» GOAL
Find each line with the string "Rankings" and copy it.

[Figure content listings]

--- Start ---

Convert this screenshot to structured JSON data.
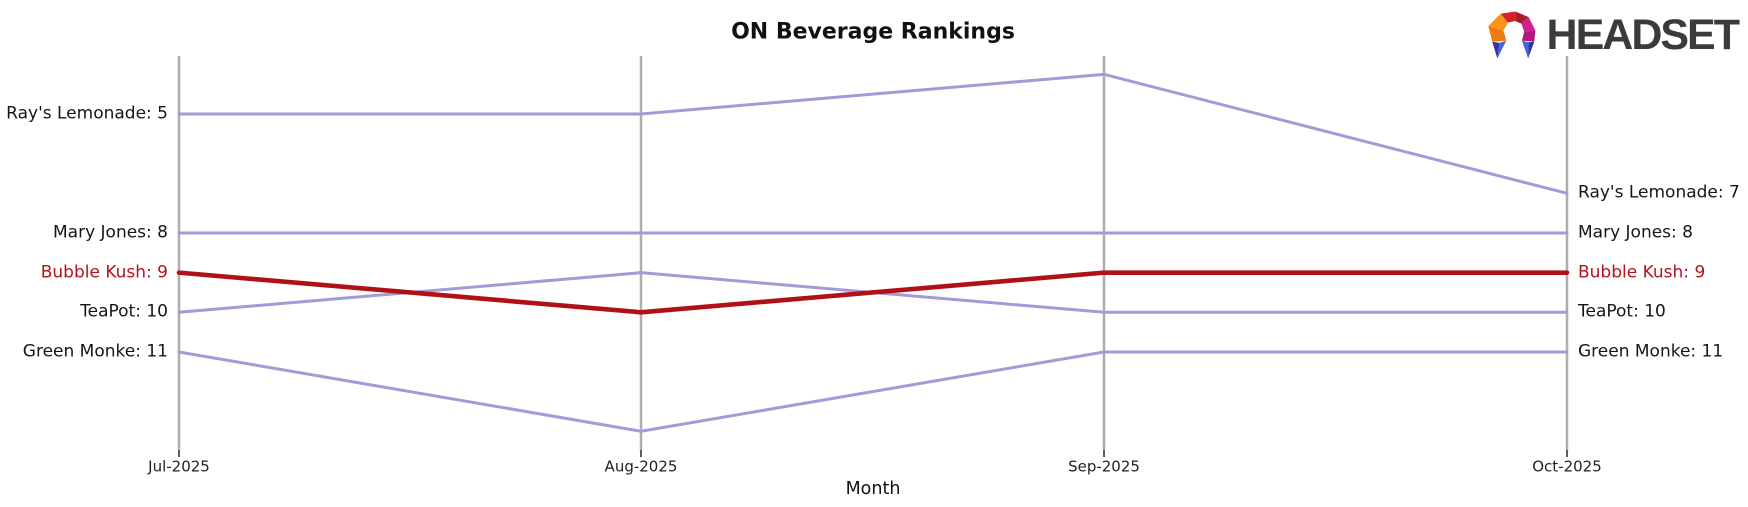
{
  "header": {
    "title": "ON Beverage Rankings"
  },
  "logo": {
    "text": "HEADSET",
    "icon": "headset-faceted-gem-mark"
  },
  "chart_data": {
    "type": "line",
    "subtype": "bump-ranking",
    "title": "ON Beverage Rankings",
    "xlabel": "Month",
    "categories": [
      "Jul-2025",
      "Aug-2025",
      "Sep-2025",
      "Oct-2025"
    ],
    "y_axis": "rank (lower number = higher position, inverted axis, no visible ticks)",
    "legend_position": "none (series labeled at line endpoints)",
    "grid": "vertical month axes only",
    "series": [
      {
        "name": "Ray's Lemonade",
        "ranks": [
          5,
          5,
          4,
          7
        ],
        "left_label": "Ray's Lemonade: 5",
        "right_label": "Ray's Lemonade: 7",
        "highlight": false
      },
      {
        "name": "Mary Jones",
        "ranks": [
          8,
          8,
          8,
          8
        ],
        "left_label": "Mary Jones: 8",
        "right_label": "Mary Jones: 8",
        "highlight": false
      },
      {
        "name": "Bubble Kush",
        "ranks": [
          9,
          10,
          9,
          9
        ],
        "left_label": "Bubble Kush: 9",
        "right_label": "Bubble Kush: 9",
        "highlight": true
      },
      {
        "name": "TeaPot",
        "ranks": [
          10,
          9,
          10,
          10
        ],
        "left_label": "TeaPot: 10",
        "right_label": "TeaPot: 10",
        "highlight": false
      },
      {
        "name": "Green Monke",
        "ranks": [
          11,
          13,
          11,
          11
        ],
        "left_label": "Green Monke: 11",
        "right_label": "Green Monke: 11",
        "highlight": false
      }
    ],
    "colors": {
      "line_default": "#a29bd8",
      "line_highlight": "#b01116",
      "label_default": "#161616",
      "label_highlight": "#b5121a",
      "axis": "#aeaeae",
      "tick": "#262626"
    }
  }
}
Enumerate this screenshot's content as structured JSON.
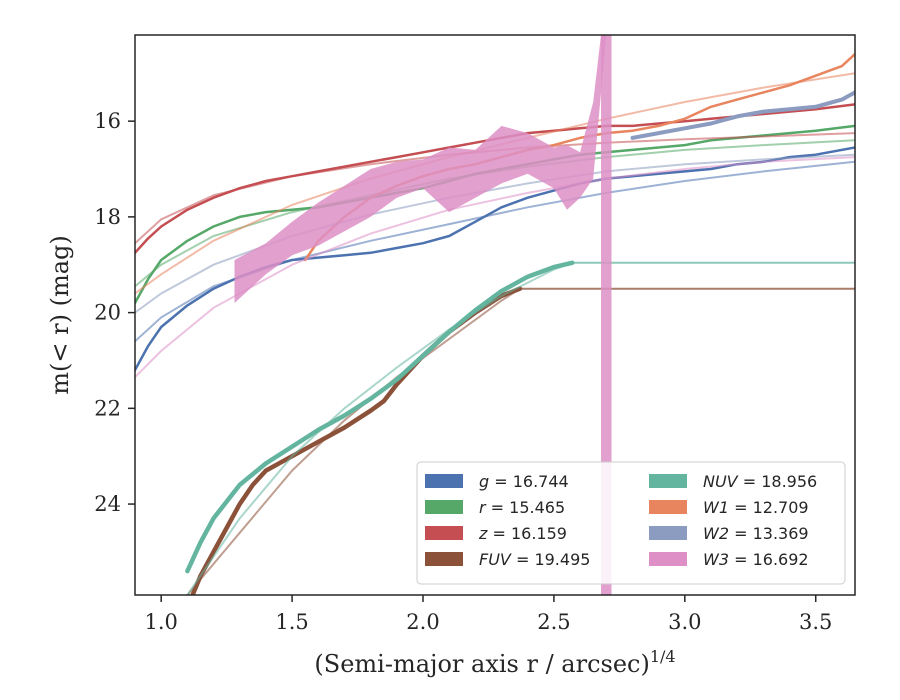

--- End ---

» WRITTEN REPLY
    "title": "ON Beverage Rankings"
    "title": "ON Beverage Rankings",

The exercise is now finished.